(Figure dataset records)
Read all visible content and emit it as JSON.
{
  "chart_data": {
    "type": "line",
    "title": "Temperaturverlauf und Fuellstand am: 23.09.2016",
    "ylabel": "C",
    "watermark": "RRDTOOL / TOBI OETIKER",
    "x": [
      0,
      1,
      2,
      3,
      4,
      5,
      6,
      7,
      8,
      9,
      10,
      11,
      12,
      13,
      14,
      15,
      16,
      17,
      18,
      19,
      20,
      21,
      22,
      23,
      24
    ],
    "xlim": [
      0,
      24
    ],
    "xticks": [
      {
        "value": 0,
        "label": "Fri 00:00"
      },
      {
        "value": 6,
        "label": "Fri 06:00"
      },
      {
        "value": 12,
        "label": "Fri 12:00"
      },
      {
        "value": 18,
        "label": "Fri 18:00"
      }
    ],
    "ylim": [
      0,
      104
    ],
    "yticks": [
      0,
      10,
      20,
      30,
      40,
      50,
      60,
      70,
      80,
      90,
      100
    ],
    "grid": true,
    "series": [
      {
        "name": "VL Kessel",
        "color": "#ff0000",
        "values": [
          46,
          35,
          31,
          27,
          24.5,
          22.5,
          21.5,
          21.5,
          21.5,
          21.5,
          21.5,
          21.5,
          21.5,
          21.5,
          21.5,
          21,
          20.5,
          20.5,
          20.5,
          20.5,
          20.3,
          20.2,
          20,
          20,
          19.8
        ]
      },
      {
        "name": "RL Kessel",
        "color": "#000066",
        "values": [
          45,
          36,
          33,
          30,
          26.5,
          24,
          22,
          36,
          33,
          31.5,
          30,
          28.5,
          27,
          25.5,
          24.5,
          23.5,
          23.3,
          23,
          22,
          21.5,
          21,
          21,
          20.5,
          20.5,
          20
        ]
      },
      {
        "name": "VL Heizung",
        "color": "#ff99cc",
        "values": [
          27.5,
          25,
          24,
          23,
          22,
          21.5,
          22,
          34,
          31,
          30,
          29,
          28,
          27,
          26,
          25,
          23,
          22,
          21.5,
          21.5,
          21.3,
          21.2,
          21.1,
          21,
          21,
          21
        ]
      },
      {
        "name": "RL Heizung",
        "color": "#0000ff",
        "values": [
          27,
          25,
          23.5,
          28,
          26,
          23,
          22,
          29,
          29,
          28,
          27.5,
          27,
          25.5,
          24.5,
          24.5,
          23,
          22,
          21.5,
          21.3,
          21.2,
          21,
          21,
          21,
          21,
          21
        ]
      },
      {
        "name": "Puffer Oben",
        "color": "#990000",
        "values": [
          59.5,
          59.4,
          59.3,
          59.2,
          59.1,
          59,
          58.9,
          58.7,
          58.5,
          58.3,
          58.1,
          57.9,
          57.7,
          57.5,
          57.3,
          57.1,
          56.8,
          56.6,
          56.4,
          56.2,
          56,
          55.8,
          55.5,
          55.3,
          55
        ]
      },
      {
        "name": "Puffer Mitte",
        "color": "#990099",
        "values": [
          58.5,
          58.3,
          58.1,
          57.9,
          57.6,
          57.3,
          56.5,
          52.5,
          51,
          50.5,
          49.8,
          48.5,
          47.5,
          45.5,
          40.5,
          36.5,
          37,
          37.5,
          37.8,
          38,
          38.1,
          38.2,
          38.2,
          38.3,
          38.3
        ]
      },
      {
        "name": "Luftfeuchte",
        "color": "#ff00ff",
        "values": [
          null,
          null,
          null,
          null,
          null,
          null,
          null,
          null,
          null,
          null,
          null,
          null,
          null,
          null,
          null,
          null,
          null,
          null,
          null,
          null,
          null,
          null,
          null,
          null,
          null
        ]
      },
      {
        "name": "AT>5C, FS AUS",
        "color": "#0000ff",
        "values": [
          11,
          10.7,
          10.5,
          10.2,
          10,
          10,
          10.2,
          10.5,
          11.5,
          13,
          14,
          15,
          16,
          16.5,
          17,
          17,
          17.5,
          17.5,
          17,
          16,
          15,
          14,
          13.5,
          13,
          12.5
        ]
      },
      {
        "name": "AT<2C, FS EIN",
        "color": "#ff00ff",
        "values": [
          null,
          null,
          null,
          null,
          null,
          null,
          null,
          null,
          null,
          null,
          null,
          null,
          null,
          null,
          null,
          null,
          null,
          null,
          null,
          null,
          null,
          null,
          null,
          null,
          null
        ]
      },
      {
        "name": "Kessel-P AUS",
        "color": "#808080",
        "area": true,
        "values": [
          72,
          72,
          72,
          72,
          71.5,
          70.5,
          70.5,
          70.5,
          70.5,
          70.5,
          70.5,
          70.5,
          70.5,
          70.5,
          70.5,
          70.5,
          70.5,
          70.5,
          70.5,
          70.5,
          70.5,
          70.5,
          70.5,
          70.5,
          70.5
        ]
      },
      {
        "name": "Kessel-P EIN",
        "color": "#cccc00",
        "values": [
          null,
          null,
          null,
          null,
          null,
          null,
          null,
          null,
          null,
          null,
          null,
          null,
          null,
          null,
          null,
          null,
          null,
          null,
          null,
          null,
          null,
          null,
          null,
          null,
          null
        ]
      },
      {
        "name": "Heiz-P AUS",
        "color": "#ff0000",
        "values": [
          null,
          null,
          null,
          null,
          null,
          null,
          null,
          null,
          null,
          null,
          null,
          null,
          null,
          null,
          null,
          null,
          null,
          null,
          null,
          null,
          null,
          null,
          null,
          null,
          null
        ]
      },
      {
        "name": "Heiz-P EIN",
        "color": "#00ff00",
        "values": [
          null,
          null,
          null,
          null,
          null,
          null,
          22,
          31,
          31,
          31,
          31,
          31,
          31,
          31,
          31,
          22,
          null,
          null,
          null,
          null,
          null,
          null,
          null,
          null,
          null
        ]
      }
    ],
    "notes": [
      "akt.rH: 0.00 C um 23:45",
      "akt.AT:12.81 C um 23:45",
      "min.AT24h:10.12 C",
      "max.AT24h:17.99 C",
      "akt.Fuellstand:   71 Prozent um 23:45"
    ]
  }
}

SHORT TASK
Copy each line in the data that holds the word "Fuellstand".

SOLUTION TO THIS TASK
    "title": "Temperaturverlauf und Fuellstand am: 23.09.2016",
      "akt.Fuellstand:   71 Prozent um 23:45"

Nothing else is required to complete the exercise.